Element location data
# # # # # # #

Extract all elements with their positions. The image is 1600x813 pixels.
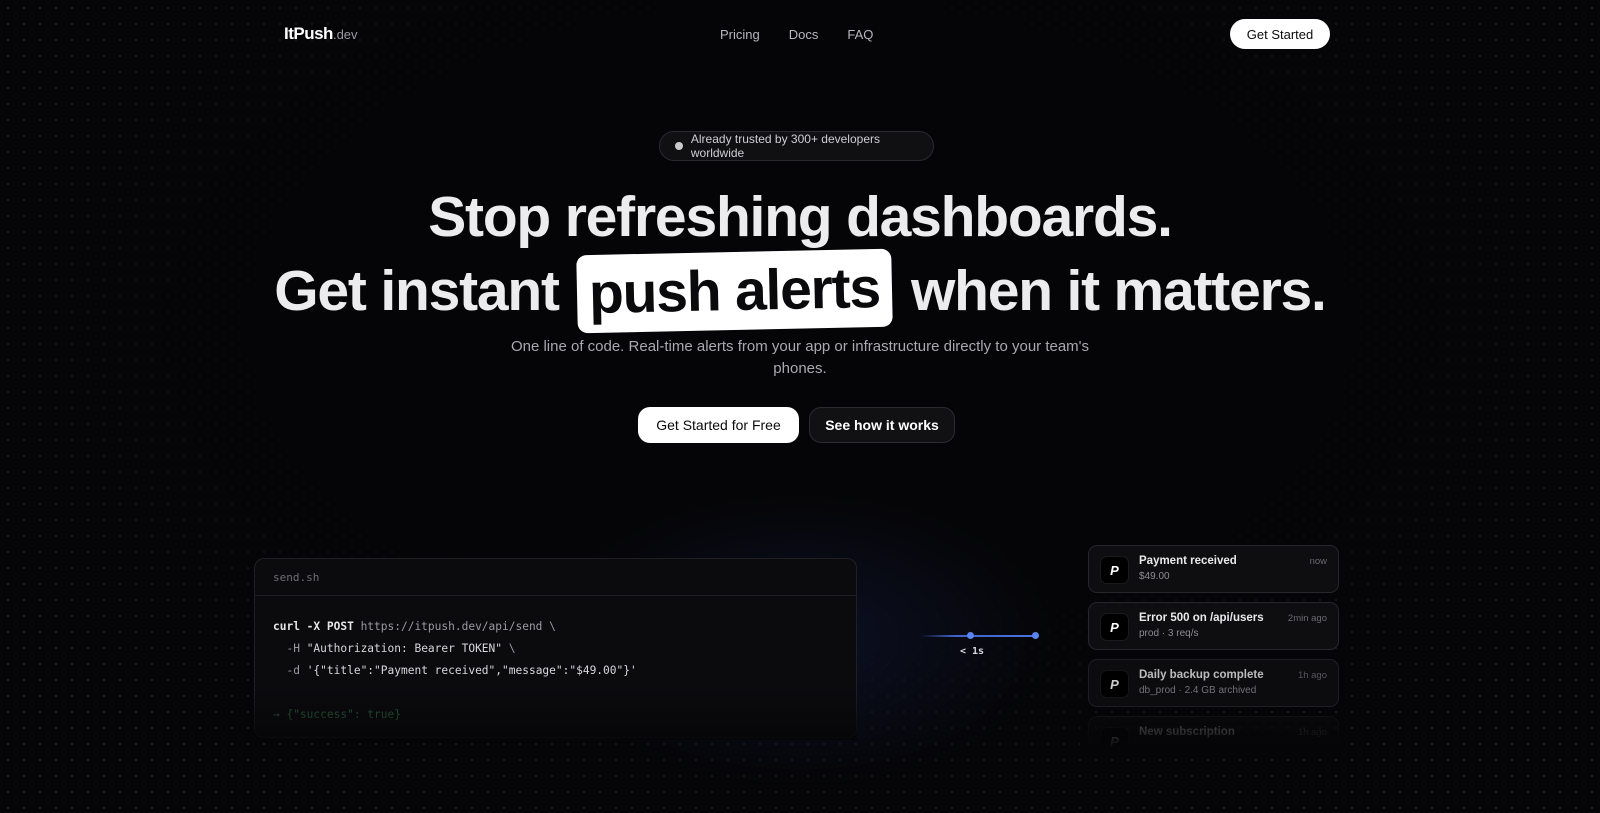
latency-connector: < 1s bbox=[920, 630, 1040, 660]
connector-node bbox=[1032, 632, 1039, 639]
top-nav: ItPush.dev Pricing Docs FAQ Get Started bbox=[0, 0, 1600, 68]
notification-time: 1h ago bbox=[1297, 727, 1327, 738]
notification-time: 2min ago bbox=[1287, 613, 1327, 624]
nav-links: Pricing Docs FAQ bbox=[720, 27, 873, 42]
notification-card: P Error 500 on /api/users prod · 3 req/s… bbox=[1088, 602, 1339, 650]
itpush-app-icon: P bbox=[1100, 727, 1129, 755]
get-started-button[interactable]: Get Started bbox=[1230, 19, 1330, 49]
code-filename: send.sh bbox=[255, 559, 856, 596]
connector-node bbox=[967, 632, 974, 639]
code-header-value: "Authorization: Bearer TOKEN" bbox=[306, 642, 503, 655]
headline-highlight: push alerts bbox=[576, 248, 894, 334]
code-response: → {"success": true} bbox=[273, 708, 401, 721]
logo-tld: .dev bbox=[332, 27, 358, 42]
nav-link-docs[interactable]: Docs bbox=[789, 27, 819, 42]
logo[interactable]: ItPush.dev bbox=[284, 24, 358, 44]
itpush-app-icon: P bbox=[1100, 556, 1129, 584]
code-data-flag: -d bbox=[273, 664, 307, 677]
notification-body: prod · 3 req/s bbox=[1139, 628, 1199, 639]
code-header-flag: -H bbox=[273, 642, 307, 655]
itpush-app-icon: P bbox=[1100, 613, 1129, 641]
notification-body: db_prod · 2.4 GB archived bbox=[1139, 685, 1257, 696]
code-line-3: -d '{"title":"Payment received","message… bbox=[273, 660, 838, 682]
see-how-it-works-button[interactable]: See how it works bbox=[809, 407, 955, 443]
headline-line-1: Stop refreshing dashboards. bbox=[428, 185, 1173, 249]
notification-card: P Payment received $49.00 now bbox=[1088, 545, 1339, 593]
headline-post: when it matters. bbox=[910, 259, 1327, 323]
code-line-continuation: \ bbox=[502, 642, 516, 655]
headline-pre: Get instant bbox=[274, 259, 560, 323]
hero-subtitle: One line of code. Real-time alerts from … bbox=[510, 338, 1090, 377]
code-url: https://itpush.dev/api/send \ bbox=[353, 620, 556, 633]
get-started-free-button[interactable]: Get Started for Free bbox=[638, 407, 799, 443]
code-data-value: '{"title":"Payment received","message":"… bbox=[306, 664, 637, 677]
trust-badge: Already trusted by 300+ developers world… bbox=[659, 131, 934, 161]
notification-card: P Daily backup complete db_prod · 2.4 GB… bbox=[1088, 659, 1339, 707]
headline-line-2: Get instant push alerts when it matters. bbox=[0, 248, 1600, 334]
logo-main: ItPush bbox=[284, 24, 333, 43]
latency-label: < 1s bbox=[960, 646, 985, 657]
notification-body: $49.00 bbox=[1139, 571, 1170, 582]
nav-link-pricing[interactable]: Pricing bbox=[720, 27, 760, 42]
notification-title: New subscription bbox=[1139, 726, 1235, 738]
code-window: send.sh curl -X POST https://itpush.dev/… bbox=[254, 558, 857, 738]
notification-title: Payment received bbox=[1139, 555, 1237, 567]
notification-time: now bbox=[1309, 556, 1327, 567]
code-line-1: curl -X POST https://itpush.dev/api/send… bbox=[273, 616, 838, 638]
itpush-app-icon: P bbox=[1100, 670, 1129, 698]
nav-link-faq[interactable]: FAQ bbox=[847, 27, 873, 42]
notification-card: P New subscription 1h ago bbox=[1088, 716, 1339, 755]
trust-badge-text: Already trusted by 300+ developers world… bbox=[690, 132, 880, 160]
notification-time: 1h ago bbox=[1297, 670, 1327, 681]
code-body: curl -X POST https://itpush.dev/api/send… bbox=[255, 596, 856, 726]
connector-line bbox=[920, 635, 1036, 637]
status-dot-icon bbox=[675, 142, 683, 150]
notification-title: Error 500 on /api/users bbox=[1139, 612, 1264, 624]
notification-title: Daily backup complete bbox=[1139, 669, 1264, 681]
code-command: curl -X POST bbox=[273, 620, 354, 633]
code-line-2: -H "Authorization: Bearer TOKEN" \ bbox=[273, 638, 838, 660]
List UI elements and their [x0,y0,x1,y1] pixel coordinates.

# # # # # # #

- WHAT IS NEEDED -
How many lines of the listing contain the string "instant"? Treat uppercase and lowercase as different, and reply with the number alone.

- SOLUTION -
2